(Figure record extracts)

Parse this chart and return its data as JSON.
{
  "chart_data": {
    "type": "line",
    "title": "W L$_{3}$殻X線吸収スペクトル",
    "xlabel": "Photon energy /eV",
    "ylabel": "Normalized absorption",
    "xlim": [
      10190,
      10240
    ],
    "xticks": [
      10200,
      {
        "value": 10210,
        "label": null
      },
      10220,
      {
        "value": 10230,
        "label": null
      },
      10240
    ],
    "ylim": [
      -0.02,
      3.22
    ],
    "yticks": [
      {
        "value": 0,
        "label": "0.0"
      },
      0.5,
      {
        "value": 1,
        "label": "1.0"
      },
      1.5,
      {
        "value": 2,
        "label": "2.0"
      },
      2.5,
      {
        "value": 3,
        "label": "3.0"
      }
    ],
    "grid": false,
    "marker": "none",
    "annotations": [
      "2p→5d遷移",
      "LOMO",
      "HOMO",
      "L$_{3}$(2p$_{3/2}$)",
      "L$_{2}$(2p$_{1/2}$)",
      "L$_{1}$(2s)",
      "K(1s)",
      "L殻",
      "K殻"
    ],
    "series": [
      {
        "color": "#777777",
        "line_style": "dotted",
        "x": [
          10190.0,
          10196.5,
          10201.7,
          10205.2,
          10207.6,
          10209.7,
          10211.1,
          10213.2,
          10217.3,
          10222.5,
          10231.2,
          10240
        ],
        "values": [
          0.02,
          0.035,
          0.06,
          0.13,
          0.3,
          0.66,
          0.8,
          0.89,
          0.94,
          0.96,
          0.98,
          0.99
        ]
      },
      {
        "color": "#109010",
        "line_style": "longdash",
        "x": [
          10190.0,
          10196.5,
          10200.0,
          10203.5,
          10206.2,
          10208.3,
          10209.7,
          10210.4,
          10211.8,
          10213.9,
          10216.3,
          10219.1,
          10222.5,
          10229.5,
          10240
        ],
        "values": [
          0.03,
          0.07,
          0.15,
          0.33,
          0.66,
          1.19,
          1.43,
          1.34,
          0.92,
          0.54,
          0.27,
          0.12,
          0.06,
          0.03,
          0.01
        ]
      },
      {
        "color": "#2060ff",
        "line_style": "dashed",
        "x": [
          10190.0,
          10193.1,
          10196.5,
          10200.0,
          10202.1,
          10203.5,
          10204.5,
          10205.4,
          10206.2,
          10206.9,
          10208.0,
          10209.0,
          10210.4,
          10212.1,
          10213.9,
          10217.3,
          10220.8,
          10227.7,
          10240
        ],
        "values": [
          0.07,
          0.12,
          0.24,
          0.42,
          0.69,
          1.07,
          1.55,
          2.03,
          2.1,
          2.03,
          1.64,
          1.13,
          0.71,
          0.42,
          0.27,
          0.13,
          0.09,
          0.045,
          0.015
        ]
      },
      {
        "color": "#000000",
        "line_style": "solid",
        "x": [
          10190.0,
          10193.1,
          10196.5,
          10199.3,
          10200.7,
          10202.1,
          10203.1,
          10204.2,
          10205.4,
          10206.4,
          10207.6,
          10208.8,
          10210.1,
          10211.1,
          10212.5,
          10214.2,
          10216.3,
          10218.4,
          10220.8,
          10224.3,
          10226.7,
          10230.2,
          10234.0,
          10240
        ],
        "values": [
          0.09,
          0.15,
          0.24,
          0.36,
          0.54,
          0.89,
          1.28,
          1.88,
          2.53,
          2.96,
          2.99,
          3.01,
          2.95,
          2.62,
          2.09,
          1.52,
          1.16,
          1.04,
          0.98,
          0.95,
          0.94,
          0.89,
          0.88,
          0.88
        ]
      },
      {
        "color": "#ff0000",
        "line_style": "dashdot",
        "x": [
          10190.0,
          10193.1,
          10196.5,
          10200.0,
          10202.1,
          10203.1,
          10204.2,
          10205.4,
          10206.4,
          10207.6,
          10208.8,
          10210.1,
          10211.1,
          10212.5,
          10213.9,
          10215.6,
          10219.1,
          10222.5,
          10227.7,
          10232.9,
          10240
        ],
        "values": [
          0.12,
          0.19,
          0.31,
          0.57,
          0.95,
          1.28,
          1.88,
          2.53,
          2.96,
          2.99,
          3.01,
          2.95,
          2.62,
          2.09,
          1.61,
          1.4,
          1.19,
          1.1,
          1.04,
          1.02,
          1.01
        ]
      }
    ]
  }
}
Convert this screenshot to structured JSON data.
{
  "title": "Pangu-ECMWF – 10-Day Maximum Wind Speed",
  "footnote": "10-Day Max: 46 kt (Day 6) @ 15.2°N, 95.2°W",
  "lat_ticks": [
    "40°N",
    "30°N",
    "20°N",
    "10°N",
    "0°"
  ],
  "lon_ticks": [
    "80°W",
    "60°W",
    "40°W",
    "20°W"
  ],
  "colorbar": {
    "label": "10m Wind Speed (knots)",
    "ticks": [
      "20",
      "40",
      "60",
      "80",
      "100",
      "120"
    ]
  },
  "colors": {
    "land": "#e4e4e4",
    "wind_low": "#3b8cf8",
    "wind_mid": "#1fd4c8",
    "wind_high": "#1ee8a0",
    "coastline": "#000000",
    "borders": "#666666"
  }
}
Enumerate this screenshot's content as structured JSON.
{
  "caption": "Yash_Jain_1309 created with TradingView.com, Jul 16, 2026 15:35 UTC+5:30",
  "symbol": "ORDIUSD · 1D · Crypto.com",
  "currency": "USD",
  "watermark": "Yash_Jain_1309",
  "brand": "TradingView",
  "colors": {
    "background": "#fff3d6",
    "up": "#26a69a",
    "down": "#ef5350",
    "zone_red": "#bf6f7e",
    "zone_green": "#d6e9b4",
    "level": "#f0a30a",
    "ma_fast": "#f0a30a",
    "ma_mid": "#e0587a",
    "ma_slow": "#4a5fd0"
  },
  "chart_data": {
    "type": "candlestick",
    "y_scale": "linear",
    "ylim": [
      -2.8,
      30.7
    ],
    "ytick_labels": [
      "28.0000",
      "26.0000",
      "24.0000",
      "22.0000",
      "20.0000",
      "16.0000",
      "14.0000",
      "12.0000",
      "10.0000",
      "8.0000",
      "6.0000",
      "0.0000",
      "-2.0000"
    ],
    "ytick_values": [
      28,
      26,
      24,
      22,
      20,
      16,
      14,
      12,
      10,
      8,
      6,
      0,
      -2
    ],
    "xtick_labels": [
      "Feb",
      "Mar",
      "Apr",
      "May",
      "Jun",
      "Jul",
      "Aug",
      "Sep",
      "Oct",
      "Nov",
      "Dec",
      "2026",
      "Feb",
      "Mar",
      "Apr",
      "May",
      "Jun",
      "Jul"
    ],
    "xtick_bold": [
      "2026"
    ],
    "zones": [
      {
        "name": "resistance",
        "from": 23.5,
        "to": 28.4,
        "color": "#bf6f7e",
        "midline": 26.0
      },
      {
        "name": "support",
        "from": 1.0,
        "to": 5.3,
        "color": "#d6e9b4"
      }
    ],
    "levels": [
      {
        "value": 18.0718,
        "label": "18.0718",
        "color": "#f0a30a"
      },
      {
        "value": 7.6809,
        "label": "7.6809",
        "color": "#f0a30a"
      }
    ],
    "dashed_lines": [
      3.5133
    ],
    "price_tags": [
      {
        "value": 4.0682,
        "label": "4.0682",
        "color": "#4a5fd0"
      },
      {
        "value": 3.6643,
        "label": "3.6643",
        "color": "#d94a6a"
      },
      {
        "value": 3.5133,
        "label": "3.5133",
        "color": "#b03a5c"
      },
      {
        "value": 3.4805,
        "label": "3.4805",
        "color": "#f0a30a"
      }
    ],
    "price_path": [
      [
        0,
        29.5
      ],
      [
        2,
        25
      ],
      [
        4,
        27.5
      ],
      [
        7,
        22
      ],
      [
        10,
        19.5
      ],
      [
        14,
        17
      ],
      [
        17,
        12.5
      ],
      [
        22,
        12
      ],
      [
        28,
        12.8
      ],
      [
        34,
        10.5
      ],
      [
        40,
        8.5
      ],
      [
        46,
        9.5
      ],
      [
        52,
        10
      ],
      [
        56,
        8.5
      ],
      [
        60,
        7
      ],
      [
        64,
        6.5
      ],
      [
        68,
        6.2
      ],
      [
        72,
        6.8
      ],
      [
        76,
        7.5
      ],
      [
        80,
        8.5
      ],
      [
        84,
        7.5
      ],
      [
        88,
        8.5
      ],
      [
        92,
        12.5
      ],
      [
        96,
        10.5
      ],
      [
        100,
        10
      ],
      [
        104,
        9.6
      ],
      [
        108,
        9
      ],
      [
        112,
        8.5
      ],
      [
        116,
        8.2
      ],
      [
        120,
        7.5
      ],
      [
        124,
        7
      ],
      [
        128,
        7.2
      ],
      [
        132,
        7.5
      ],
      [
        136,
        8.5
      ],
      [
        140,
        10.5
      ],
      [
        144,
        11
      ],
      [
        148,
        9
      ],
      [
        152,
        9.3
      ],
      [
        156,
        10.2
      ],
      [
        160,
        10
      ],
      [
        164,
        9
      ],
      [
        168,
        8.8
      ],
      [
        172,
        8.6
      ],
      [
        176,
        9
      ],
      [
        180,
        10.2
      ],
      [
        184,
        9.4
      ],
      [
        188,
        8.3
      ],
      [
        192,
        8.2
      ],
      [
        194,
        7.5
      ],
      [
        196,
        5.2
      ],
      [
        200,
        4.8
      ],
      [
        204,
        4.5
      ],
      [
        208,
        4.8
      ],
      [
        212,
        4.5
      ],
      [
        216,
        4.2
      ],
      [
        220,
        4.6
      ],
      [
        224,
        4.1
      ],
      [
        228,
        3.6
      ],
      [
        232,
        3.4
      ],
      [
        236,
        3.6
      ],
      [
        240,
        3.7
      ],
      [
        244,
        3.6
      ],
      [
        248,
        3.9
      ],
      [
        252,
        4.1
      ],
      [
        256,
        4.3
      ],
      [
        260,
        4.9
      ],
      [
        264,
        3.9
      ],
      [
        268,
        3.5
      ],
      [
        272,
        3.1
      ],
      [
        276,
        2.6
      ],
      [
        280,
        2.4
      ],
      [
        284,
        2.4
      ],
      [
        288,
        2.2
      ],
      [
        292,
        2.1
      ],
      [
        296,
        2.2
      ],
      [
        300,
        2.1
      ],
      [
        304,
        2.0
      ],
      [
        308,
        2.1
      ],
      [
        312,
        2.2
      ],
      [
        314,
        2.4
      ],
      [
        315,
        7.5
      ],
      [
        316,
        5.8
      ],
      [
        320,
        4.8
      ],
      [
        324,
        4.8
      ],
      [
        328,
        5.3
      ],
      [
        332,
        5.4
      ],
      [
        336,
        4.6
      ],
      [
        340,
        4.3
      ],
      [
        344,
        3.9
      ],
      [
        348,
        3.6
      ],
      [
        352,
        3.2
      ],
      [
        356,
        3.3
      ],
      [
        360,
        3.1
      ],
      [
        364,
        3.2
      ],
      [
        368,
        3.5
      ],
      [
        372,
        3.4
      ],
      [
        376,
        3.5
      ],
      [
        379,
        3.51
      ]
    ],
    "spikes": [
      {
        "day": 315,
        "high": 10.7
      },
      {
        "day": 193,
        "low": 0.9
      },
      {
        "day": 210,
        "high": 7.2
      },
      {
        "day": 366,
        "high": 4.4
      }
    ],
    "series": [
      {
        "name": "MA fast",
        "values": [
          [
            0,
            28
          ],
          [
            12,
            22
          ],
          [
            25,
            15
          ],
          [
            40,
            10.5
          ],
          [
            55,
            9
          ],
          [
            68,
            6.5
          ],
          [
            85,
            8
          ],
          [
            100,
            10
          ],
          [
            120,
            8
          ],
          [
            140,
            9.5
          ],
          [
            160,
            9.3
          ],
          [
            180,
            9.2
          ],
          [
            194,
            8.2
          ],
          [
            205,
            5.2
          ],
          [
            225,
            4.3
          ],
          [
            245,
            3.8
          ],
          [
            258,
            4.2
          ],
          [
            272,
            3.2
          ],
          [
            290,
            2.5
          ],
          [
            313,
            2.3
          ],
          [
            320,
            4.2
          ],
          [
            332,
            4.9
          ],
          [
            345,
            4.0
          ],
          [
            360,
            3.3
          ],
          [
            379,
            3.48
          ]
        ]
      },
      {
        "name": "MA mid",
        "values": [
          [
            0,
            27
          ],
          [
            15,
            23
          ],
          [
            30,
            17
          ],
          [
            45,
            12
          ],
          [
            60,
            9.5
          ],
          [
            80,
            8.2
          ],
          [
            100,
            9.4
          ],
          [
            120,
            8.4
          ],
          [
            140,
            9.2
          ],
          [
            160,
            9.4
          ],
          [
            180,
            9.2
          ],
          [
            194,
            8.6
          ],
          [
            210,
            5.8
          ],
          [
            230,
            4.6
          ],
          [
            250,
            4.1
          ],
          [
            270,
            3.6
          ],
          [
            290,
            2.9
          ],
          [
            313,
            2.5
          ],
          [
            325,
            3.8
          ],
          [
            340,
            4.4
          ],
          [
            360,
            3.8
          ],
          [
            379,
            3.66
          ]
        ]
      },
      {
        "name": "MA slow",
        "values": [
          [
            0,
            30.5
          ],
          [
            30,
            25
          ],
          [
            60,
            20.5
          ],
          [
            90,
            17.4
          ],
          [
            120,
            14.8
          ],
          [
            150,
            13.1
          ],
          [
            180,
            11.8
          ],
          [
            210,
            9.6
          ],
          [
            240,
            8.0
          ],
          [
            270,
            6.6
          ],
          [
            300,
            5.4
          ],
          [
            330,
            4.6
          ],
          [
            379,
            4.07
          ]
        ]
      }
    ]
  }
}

### Exercise goal
Where a line above includes "name", copy that line.

### Solved problem
        "name": "resistance",
        "name": "support",
        "name": "MA fast",
        "name": "MA mid",
        "name": "MA slow",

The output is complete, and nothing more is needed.